#### [What you should do]
Please write out every line of the records below with no changes to any character.

Begin

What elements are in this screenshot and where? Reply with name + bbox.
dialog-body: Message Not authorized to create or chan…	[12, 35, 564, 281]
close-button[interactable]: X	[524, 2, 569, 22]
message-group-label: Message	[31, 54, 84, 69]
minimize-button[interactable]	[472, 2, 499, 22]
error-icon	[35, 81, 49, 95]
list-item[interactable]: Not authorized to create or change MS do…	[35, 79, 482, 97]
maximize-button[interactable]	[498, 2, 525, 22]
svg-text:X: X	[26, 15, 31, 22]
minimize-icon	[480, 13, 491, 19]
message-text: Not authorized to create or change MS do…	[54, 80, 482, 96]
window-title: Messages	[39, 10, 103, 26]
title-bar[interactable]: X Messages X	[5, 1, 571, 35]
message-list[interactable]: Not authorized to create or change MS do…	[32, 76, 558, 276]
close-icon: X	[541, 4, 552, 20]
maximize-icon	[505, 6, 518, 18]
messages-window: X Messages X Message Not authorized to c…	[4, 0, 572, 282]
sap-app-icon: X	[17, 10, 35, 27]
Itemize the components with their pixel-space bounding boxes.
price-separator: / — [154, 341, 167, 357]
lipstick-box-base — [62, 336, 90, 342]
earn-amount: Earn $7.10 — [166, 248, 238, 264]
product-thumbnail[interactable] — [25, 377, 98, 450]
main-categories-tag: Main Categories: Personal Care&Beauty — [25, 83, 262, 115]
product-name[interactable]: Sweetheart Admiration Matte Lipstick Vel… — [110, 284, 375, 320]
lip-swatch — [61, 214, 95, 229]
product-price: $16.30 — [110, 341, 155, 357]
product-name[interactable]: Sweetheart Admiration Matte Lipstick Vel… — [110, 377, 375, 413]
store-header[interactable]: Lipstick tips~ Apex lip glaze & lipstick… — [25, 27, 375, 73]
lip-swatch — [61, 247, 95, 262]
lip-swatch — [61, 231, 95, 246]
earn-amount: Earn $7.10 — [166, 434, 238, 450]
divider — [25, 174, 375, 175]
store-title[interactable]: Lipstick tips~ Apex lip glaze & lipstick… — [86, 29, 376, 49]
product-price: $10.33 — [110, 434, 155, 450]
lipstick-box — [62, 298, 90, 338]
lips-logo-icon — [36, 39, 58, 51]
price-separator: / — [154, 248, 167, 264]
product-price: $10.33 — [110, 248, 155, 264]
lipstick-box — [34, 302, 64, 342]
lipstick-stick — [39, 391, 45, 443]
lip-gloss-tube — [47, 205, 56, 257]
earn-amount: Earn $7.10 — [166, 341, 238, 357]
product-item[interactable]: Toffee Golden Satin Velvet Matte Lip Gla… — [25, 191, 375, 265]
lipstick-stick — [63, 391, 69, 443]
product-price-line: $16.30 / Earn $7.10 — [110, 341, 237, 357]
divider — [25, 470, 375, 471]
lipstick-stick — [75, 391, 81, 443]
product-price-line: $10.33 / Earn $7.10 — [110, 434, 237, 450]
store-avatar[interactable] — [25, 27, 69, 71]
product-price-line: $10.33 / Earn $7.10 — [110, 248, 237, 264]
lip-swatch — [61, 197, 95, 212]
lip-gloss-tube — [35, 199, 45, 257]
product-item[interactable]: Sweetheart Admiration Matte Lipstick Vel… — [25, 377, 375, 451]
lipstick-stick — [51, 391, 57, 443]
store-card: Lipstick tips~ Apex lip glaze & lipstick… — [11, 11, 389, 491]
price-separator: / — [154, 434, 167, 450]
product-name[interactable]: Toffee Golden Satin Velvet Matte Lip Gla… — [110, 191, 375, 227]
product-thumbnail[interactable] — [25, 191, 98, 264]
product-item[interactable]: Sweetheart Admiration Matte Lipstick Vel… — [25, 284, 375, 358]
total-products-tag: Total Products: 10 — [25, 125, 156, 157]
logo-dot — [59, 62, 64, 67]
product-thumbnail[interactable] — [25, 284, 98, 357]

End

#### [Exercise output]
What elements are in this screenshot and where? Reply with name + bbox.
dialog-body: Message Not authorized to create or chan…	[12, 35, 564, 281]
close-button[interactable]: X	[524, 2, 569, 22]
message-group-label: Message	[31, 54, 84, 69]
minimize-button[interactable]	[472, 2, 499, 22]
error-icon	[35, 81, 49, 95]
list-item[interactable]: Not authorized to create or change MS do…	[35, 79, 482, 97]
maximize-button[interactable]	[498, 2, 525, 22]
svg-text:X: X	[26, 15, 31, 22]
minimize-icon	[480, 13, 491, 19]
message-text: Not authorized to create or change MS do…	[54, 80, 482, 96]
window-title: Messages	[39, 10, 103, 26]
title-bar[interactable]: X Messages X	[5, 1, 571, 35]
message-list[interactable]: Not authorized to create or change MS do…	[32, 76, 558, 276]
close-icon: X	[541, 4, 552, 20]
maximize-icon	[505, 6, 518, 18]
messages-window: X Messages X Message Not authorized to c…	[4, 0, 572, 282]
sap-app-icon: X	[17, 10, 35, 27]
Itemize the components with their pixel-space bounding boxes.
price-separator: / — [154, 341, 167, 357]
lipstick-box-base — [62, 336, 90, 342]
earn-amount: Earn $7.10 — [166, 248, 238, 264]
product-thumbnail[interactable] — [25, 377, 98, 450]
main-categories-tag: Main Categories: Personal Care&Beauty — [25, 83, 262, 115]
product-name[interactable]: Sweetheart Admiration Matte Lipstick Vel… — [110, 284, 375, 320]
lip-swatch — [61, 214, 95, 229]
product-price: $16.30 — [110, 341, 155, 357]
product-name[interactable]: Sweetheart Admiration Matte Lipstick Vel… — [110, 377, 375, 413]
store-header[interactable]: Lipstick tips~ Apex lip glaze & lipstick… — [25, 27, 375, 73]
lip-swatch — [61, 247, 95, 262]
lip-swatch — [61, 231, 95, 246]
earn-amount: Earn $7.10 — [166, 434, 238, 450]
divider — [25, 174, 375, 175]
store-title[interactable]: Lipstick tips~ Apex lip glaze & lipstick… — [86, 29, 376, 49]
product-price: $10.33 — [110, 434, 155, 450]
lipstick-box — [62, 298, 90, 338]
lips-logo-icon — [36, 39, 58, 51]
price-separator: / — [154, 248, 167, 264]
product-price: $10.33 — [110, 248, 155, 264]
lipstick-box — [34, 302, 64, 342]
lipstick-stick — [39, 391, 45, 443]
lip-gloss-tube — [47, 205, 56, 257]
earn-amount: Earn $7.10 — [166, 341, 238, 357]
product-item[interactable]: Toffee Golden Satin Velvet Matte Lip Gla… — [25, 191, 375, 265]
lipstick-stick — [63, 391, 69, 443]
product-price-line: $16.30 / Earn $7.10 — [110, 341, 237, 357]
divider — [25, 470, 375, 471]
lipstick-stick — [75, 391, 81, 443]
product-price-line: $10.33 / Earn $7.10 — [110, 434, 237, 450]
store-avatar[interactable] — [25, 27, 69, 71]
product-price-line: $10.33 / Earn $7.10 — [110, 248, 237, 264]
lip-swatch — [61, 197, 95, 212]
lip-gloss-tube — [35, 199, 45, 257]
product-item[interactable]: Sweetheart Admiration Matte Lipstick Vel… — [25, 377, 375, 451]
lipstick-stick — [51, 391, 57, 443]
store-card: Lipstick tips~ Apex lip glaze & lipstick… — [11, 11, 389, 491]
price-separator: / — [154, 434, 167, 450]
product-name[interactable]: Toffee Golden Satin Velvet Matte Lip Gla… — [110, 191, 375, 227]
product-thumbnail[interactable] — [25, 191, 98, 264]
product-item[interactable]: Sweetheart Admiration Matte Lipstick Vel… — [25, 284, 375, 358]
total-products-tag: Total Products: 10 — [25, 125, 156, 157]
logo-dot — [59, 62, 64, 67]
product-thumbnail[interactable] — [25, 284, 98, 357]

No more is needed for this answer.